**What is expected:**
Search the records that follow and extract every line containing the string "Hahnstätten".

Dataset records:
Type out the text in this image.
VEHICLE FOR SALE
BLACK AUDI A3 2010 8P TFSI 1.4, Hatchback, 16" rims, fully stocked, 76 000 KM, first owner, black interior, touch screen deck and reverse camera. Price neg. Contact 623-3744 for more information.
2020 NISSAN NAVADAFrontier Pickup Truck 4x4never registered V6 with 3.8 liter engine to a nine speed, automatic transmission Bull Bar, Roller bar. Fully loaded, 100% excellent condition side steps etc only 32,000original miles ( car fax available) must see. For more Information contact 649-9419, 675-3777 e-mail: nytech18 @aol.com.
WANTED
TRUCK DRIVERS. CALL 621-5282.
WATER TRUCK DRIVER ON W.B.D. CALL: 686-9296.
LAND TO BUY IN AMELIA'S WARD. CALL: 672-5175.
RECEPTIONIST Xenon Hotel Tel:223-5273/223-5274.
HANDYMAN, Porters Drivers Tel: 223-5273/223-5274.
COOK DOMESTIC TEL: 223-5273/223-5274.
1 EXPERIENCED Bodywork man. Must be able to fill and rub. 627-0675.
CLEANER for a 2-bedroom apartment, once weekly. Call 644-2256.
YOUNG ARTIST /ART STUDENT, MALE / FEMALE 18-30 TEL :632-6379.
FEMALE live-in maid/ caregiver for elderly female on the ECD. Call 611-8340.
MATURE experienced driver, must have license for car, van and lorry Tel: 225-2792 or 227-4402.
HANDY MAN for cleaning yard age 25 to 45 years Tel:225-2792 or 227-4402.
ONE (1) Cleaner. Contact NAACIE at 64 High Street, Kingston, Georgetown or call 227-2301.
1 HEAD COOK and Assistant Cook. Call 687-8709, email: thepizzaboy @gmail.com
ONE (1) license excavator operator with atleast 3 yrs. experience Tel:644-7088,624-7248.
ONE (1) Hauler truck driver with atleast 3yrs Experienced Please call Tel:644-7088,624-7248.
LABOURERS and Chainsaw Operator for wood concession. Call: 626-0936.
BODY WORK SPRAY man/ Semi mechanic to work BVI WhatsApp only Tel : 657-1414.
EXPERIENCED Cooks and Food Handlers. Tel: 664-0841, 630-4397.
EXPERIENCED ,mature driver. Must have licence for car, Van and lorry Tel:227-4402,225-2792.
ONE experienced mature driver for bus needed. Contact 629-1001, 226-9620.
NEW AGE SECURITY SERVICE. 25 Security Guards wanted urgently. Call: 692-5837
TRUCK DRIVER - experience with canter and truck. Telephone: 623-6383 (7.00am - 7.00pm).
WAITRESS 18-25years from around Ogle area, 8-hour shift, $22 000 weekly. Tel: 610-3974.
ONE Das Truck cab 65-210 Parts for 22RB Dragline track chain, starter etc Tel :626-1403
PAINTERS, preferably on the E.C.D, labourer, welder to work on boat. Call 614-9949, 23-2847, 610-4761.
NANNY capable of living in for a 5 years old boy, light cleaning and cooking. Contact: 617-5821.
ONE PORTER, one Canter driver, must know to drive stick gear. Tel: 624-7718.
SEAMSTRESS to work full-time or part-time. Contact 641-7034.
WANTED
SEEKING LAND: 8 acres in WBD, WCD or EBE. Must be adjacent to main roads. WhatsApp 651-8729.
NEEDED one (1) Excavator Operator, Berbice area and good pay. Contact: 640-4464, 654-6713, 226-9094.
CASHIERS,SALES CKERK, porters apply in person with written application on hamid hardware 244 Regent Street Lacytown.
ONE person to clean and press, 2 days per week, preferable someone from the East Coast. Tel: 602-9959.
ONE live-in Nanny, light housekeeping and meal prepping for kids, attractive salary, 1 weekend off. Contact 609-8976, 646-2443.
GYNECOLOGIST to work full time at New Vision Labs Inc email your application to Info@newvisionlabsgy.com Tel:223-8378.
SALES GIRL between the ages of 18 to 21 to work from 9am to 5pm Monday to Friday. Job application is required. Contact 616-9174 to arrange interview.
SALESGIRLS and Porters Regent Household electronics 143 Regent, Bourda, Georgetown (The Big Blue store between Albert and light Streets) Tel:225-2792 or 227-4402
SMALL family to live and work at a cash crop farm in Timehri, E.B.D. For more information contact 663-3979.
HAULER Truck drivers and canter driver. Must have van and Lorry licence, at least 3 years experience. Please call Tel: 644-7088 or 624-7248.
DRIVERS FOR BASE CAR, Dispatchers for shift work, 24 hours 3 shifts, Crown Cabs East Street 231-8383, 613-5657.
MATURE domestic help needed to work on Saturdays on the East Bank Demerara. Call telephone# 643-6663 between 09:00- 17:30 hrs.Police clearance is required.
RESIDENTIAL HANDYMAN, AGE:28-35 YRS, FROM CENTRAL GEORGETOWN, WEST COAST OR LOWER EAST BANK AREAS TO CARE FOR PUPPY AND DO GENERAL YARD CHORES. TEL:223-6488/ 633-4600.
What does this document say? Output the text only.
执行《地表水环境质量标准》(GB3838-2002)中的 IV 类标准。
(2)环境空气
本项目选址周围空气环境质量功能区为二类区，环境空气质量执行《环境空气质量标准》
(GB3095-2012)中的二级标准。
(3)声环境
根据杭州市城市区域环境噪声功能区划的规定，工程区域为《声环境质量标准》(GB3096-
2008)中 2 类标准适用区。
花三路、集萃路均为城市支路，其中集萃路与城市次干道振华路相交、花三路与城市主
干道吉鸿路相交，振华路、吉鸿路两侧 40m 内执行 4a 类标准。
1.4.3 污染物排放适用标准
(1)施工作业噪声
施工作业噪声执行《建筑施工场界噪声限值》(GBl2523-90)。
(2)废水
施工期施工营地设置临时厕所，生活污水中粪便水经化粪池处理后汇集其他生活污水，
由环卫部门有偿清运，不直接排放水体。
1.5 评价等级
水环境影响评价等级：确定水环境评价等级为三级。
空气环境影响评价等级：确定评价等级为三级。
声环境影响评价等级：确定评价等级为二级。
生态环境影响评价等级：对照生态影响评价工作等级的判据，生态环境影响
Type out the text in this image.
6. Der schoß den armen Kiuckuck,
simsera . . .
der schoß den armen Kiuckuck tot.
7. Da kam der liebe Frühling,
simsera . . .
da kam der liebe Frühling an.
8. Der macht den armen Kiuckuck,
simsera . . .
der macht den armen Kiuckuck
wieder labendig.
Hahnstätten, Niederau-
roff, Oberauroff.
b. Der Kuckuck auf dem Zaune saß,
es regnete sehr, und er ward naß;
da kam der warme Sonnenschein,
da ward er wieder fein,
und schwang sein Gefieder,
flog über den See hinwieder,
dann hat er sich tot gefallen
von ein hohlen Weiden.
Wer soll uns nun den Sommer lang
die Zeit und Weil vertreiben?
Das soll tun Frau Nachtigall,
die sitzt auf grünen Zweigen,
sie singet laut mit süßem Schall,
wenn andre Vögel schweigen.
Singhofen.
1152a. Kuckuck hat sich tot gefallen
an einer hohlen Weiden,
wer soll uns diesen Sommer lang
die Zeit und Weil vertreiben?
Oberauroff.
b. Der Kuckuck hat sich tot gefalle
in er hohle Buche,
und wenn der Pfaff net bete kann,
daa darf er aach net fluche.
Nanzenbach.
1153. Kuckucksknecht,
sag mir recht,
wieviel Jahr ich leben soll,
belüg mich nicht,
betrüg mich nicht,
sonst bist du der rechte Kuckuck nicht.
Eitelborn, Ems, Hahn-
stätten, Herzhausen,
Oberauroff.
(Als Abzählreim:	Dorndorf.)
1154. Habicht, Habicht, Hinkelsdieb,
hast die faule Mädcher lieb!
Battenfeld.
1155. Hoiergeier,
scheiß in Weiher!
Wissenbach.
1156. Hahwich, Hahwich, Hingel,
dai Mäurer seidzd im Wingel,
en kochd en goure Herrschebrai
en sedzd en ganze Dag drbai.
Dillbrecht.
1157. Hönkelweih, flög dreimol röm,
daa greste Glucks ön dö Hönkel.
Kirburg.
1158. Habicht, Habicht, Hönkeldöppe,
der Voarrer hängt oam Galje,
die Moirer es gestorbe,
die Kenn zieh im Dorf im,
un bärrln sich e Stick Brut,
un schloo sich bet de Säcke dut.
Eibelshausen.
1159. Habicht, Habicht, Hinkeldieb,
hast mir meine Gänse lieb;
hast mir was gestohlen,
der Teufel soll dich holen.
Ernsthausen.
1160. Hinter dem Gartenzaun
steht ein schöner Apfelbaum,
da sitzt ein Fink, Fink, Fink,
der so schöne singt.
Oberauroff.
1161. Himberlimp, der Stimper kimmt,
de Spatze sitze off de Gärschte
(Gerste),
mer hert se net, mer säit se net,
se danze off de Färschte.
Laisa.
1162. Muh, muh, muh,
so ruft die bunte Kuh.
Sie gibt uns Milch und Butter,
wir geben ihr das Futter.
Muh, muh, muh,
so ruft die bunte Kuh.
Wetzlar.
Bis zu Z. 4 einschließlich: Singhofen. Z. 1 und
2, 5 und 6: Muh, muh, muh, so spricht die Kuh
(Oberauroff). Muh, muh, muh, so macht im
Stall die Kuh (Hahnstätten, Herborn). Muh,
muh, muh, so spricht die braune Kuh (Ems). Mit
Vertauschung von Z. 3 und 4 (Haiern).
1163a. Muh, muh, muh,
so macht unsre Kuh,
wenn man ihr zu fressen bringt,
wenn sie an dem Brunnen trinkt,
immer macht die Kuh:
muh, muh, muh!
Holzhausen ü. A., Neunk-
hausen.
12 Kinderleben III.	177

**The completed task:**
Hahnstätten, Niederau-
Stall die Kuh (Hahnstätten, Herborn). Muh,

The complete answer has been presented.